Entries taken from a collection:
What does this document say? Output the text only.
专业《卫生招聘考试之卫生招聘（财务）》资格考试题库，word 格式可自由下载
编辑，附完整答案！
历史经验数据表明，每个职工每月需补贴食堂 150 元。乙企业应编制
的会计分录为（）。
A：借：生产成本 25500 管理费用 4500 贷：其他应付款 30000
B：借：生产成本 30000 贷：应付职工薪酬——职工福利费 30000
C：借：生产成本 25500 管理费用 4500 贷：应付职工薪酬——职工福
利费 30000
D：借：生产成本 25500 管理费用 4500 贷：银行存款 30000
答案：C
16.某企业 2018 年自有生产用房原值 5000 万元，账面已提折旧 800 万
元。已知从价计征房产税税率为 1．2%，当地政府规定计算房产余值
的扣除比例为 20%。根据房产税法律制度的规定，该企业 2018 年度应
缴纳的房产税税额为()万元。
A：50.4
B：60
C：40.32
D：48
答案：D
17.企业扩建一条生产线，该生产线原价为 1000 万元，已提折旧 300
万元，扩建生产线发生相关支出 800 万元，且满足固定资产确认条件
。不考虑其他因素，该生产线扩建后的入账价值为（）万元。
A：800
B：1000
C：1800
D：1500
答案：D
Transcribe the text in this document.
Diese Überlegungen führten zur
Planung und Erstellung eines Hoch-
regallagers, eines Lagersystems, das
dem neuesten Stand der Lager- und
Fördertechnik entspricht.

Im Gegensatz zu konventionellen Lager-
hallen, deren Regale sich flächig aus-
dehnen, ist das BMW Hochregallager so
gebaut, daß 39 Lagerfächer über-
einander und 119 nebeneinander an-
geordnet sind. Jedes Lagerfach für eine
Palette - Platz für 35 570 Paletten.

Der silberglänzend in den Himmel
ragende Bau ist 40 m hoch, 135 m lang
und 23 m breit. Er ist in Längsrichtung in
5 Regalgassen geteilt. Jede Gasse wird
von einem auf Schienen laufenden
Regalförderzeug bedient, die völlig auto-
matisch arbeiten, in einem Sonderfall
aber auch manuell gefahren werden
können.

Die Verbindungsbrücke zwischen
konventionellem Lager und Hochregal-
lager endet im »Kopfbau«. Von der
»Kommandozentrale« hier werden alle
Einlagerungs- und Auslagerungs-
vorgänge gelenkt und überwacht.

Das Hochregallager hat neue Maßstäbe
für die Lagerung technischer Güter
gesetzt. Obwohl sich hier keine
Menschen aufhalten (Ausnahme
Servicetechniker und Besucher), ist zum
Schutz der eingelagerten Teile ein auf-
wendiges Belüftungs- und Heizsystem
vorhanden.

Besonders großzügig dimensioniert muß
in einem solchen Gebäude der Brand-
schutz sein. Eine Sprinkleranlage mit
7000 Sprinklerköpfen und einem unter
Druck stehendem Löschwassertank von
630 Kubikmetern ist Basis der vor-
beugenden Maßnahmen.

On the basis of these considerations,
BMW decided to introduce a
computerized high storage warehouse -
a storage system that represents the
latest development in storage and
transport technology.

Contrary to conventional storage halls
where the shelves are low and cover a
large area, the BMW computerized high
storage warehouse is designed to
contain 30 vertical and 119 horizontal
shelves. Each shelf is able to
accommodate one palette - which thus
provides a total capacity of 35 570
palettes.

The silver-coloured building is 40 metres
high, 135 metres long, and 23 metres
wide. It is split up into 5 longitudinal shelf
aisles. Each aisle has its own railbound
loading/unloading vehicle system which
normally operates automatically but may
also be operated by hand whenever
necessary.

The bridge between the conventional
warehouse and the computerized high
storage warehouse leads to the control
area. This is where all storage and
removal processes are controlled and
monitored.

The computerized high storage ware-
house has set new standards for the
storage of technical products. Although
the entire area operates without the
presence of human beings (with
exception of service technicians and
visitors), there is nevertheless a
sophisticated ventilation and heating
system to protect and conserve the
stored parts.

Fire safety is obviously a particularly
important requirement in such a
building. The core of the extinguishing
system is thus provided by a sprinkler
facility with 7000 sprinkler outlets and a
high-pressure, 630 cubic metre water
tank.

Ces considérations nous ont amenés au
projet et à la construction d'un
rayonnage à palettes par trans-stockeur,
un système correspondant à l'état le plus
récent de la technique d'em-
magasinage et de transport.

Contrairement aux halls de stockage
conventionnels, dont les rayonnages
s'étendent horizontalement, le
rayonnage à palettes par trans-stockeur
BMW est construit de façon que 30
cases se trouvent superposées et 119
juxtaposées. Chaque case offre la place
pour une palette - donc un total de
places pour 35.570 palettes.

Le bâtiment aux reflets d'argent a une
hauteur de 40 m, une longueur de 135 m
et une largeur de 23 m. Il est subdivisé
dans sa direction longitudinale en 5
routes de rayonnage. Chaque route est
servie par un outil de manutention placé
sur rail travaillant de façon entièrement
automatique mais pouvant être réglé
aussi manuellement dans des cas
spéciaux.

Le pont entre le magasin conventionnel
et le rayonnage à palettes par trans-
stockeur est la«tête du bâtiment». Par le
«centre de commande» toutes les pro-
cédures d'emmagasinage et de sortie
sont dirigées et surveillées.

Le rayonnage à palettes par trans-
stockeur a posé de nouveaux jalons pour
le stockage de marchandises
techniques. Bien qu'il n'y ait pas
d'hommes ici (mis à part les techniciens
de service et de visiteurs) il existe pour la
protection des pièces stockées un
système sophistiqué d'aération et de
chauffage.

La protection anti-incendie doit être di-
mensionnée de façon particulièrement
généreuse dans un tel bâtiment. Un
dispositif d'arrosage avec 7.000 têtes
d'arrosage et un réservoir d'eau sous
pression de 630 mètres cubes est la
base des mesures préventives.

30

- Goal of the exercise
State how many lines above contain the string "protection", with no other words.

- Complete output
2